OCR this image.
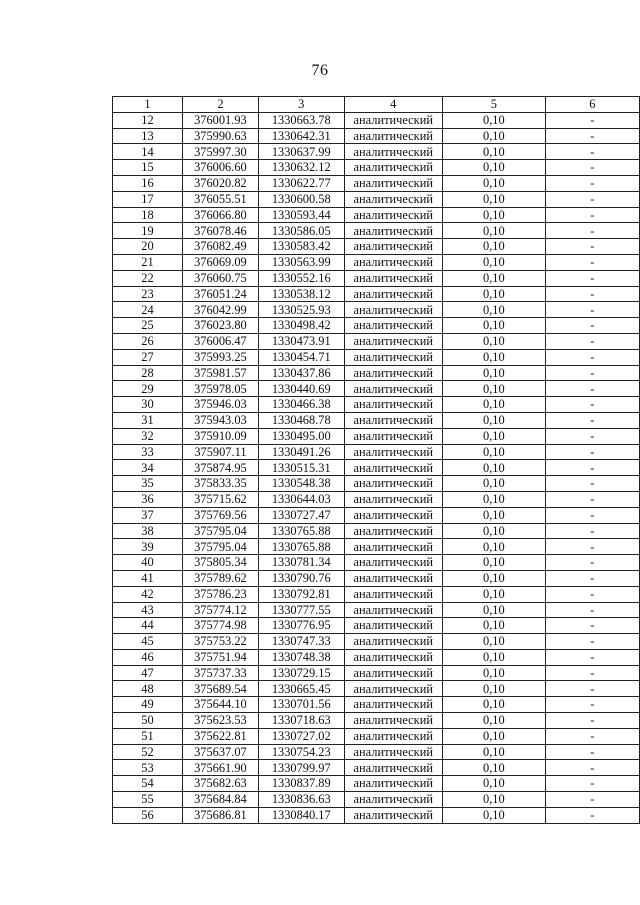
76
1	2	3	4	5	6
12	376001.93	1330663.78	аналитический	0,10	-
13	375990.63	1330642.31	аналитический	0,10	-
14	375997.30	1330637.99	аналитический	0,10	-
15	376006.60	1330632.12	аналитический	0,10	-
16	376020.82	1330622.77	аналитический	0,10	-
17	376055.51	1330600.58	аналитический	0,10	-
18	376066.80	1330593.44	аналитический	0,10	-
19	376078.46	1330586.05	аналитический	0,10	-
20	376082.49	1330583.42	аналитический	0,10	-
21	376069.09	1330563.99	аналитический	0,10	-
22	376060.75	1330552.16	аналитический	0,10	-
23	376051.24	1330538.12	аналитический	0,10	-
24	376042.99	1330525.93	аналитический	0,10	-
25	376023.80	1330498.42	аналитический	0,10	-
26	376006.47	1330473.91	аналитический	0,10	-
27	375993.25	1330454.71	аналитический	0,10	-
28	375981.57	1330437.86	аналитический	0,10	-
29	375978.05	1330440.69	аналитический	0,10	-
30	375946.03	1330466.38	аналитический	0,10	-
31	375943.03	1330468.78	аналитический	0,10	-
32	375910.09	1330495.00	аналитический	0,10	-
33	375907.11	1330491.26	аналитический	0,10	-
34	375874.95	1330515.31	аналитический	0,10	-
35	375833.35	1330548.38	аналитический	0,10	-
36	375715.62	1330644.03	аналитический	0,10	-
37	375769.56	1330727.47	аналитический	0,10	-
38	375795.04	1330765.88	аналитический	0,10	-
39	375795.04	1330765.88	аналитический	0,10	-
40	375805.34	1330781.34	аналитический	0,10	-
41	375789.62	1330790.76	аналитический	0,10	-
42	375786.23	1330792.81	аналитический	0,10	-
43	375774.12	1330777.55	аналитический	0,10	-
44	375774.98	1330776.95	аналитический	0,10	-
45	375753.22	1330747.33	аналитический	0,10	-
46	375751.94	1330748.38	аналитический	0,10	-
47	375737.33	1330729.15	аналитический	0,10	-
48	375689.54	1330665.45	аналитический	0,10	-
49	375644.10	1330701.56	аналитический	0,10	-
50	375623.53	1330718.63	аналитический	0,10	-
51	375622.81	1330727.02	аналитический	0,10	-
52	375637.07	1330754.23	аналитический	0,10	-
53	375661.90	1330799.97	аналитический	0,10	-
54	375682.63	1330837.89	аналитический	0,10	-
55	375684.84	1330836.63	аналитический	0,10	-
56	375686.81	1330840.17	аналитический	0,10	-
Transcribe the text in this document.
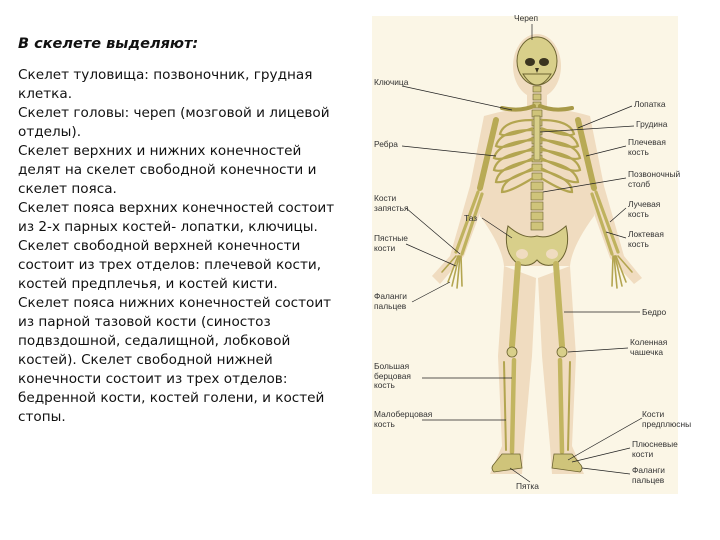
В скелете выделяют:

Скелет туловища: позвоночник, грудная клетка.

Скелет головы: череп (мозговой и лицевой отделы).

Скелет верхних и нижних конечностей делят на скелет свободной конечности и скелет пояса.

Скелет пояса верхних конечностей состоит из 2-х парных костей- лопатки, ключицы. Скелет свободной верхней конечности состоит из трех отделов: плечевой кости, костей предплечья, и костей кисти.

Скелет пояса нижних конечностей состоит из парной тазовой кости (синостоз подвздошной, седалищной, лобковой костей). Скелет свободной нижней конечности состоит из трех отделов: бедренной кости, костей голени, и костей стопы.

Череп
Ключица
Лопатка
Грудина
Ребра	Плечевая
кость
Позвоночный
столб
Лучевая
кость
Локтевая
кость
Кости
запястья
Таз
Пястные
кости
Фаланги
пальцев
Бедро
Коленная
чашечка
Большая
берцовая
кость
Малоберцовая
кость
Кости
предплюсны
Плюсневые
кости
Фаланги
пальцев
Пятка
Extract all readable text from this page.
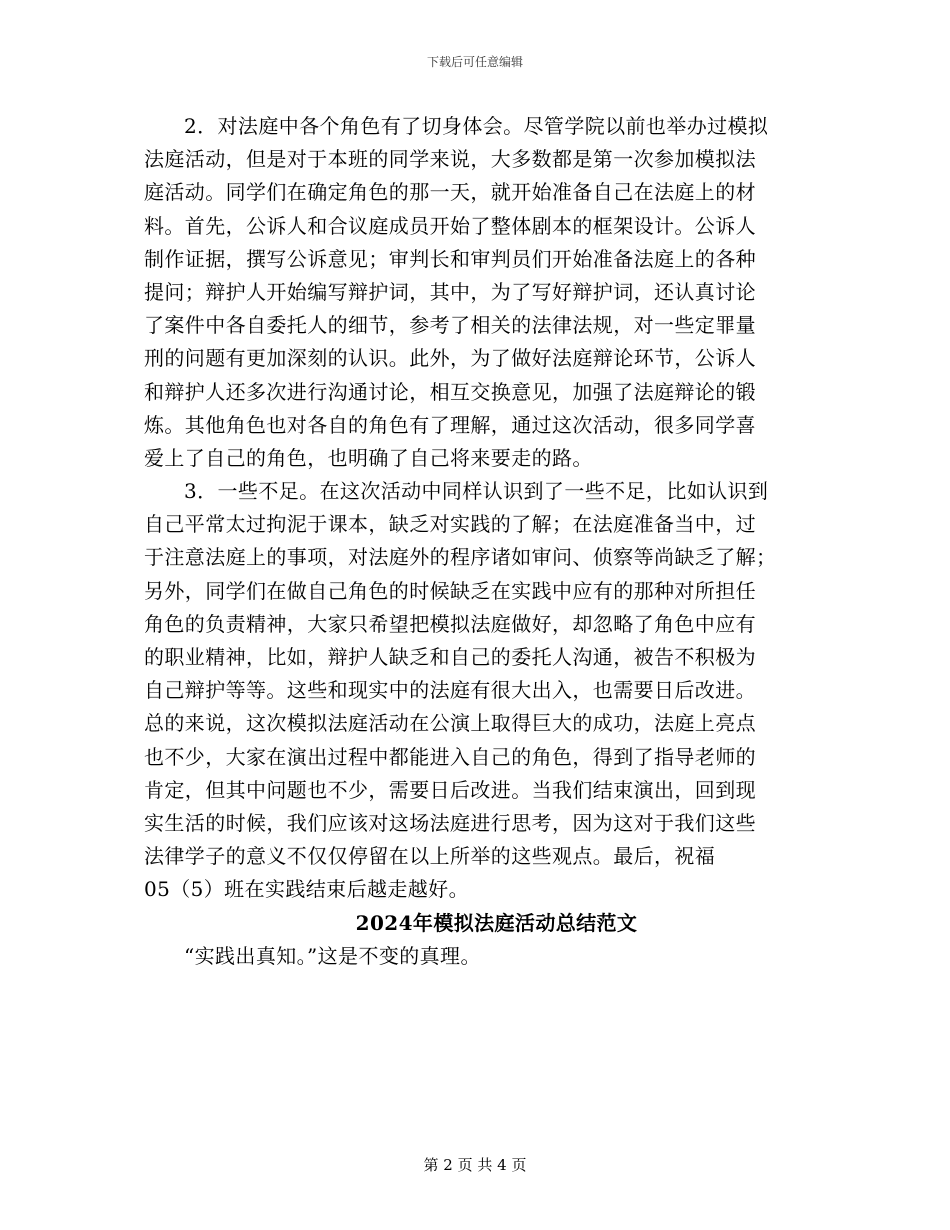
下载后可任意编辑
2．对法庭中各个角色有了切身体会。尽管学院以前也举办过模拟
法庭活动，但是对于本班的同学来说，大多数都是第一次参加模拟法
庭活动。同学们在确定角色的那一天，就开始准备自己在法庭上的材
料。首先，公诉人和合议庭成员开始了整体剧本的框架设计。公诉人
制作证据，撰写公诉意见；审判长和审判员们开始准备法庭上的各种
提问；辩护人开始编写辩护词，其中，为了写好辩护词，还认真讨论
了案件中各自委托人的细节，参考了相关的法律法规，对一些定罪量
刑的问题有更加深刻的认识。此外，为了做好法庭辩论环节，公诉人
和辩护人还多次进行沟通讨论，相互交换意见，加强了法庭辩论的锻
炼。其他角色也对各自的角色有了理解，通过这次活动，很多同学喜
爱上了自己的角色，也明确了自己将来要走的路。
3．一些不足。在这次活动中同样认识到了一些不足，比如认识到
自己平常太过拘泥于课本，缺乏对实践的了解；在法庭准备当中，过
于注意法庭上的事项，对法庭外的程序诸如审问、侦察等尚缺乏了解；
另外，同学们在做自己角色的时候缺乏在实践中应有的那种对所担任
角色的负责精神，大家只希望把模拟法庭做好，却忽略了角色中应有
的职业精神，比如，辩护人缺乏和自己的委托人沟通，被告不积极为
自己辩护等等。这些和现实中的法庭有很大出入，也需要日后改进。
总的来说，这次模拟法庭活动在公演上取得巨大的成功，法庭上亮点
也不少，大家在演出过程中都能进入自己的角色，得到了指导老师的
肯定，但其中问题也不少，需要日后改进。当我们结束演出，回到现
实生活的时候，我们应该对这场法庭进行思考，因为这对于我们这些
法律学子的意义不仅仅停留在以上所举的这些观点。最后，祝福
05（5）班在实践结束后越走越好。
2024年模拟法庭活动总结范文
“实践出真知。”这是不变的真理。
第 2 页 共 4 页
#####
[WHAT YOU WILL DO] List all lines holding the string "нижних".

[TASK RESULT]
Скелет верхних и нижних конечностей делят на скелет свободной конечности и скелет пояса.
Скелет пояса нижних конечностей состоит из парной тазовой кости (синостоз подвздошной, седалищной, лобковой костей). Скелет свободной нижней конечности состоит из трех отделов: бедренной кости, костей голени, и костей стопы.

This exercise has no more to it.